Description of the task
Copy all lines in which the word "Time" can be found.
Start Record set
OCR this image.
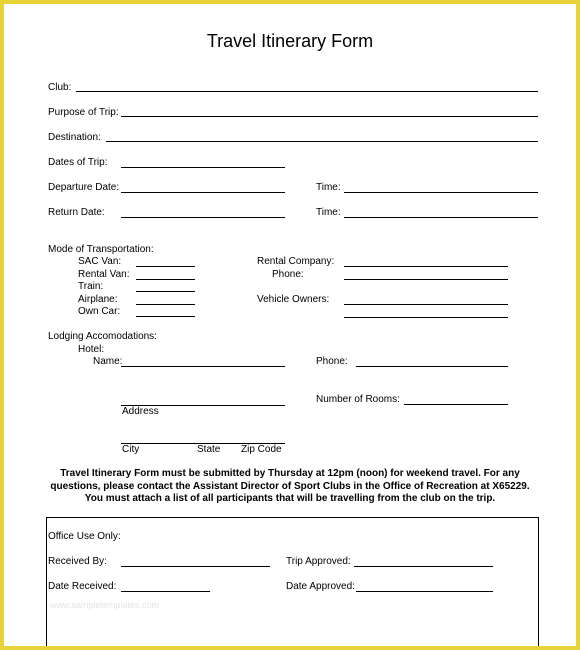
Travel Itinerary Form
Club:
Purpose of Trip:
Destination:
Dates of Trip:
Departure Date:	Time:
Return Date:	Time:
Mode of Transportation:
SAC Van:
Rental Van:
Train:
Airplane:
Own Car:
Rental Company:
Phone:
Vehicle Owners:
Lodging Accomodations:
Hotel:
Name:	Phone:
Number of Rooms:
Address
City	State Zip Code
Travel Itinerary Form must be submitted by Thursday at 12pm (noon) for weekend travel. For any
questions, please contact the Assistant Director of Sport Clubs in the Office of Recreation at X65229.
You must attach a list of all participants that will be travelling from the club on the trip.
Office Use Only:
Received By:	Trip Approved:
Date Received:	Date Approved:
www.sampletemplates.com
End Record set
Solution for this exercise
Departure Date:	Time:
Return Date:	Time:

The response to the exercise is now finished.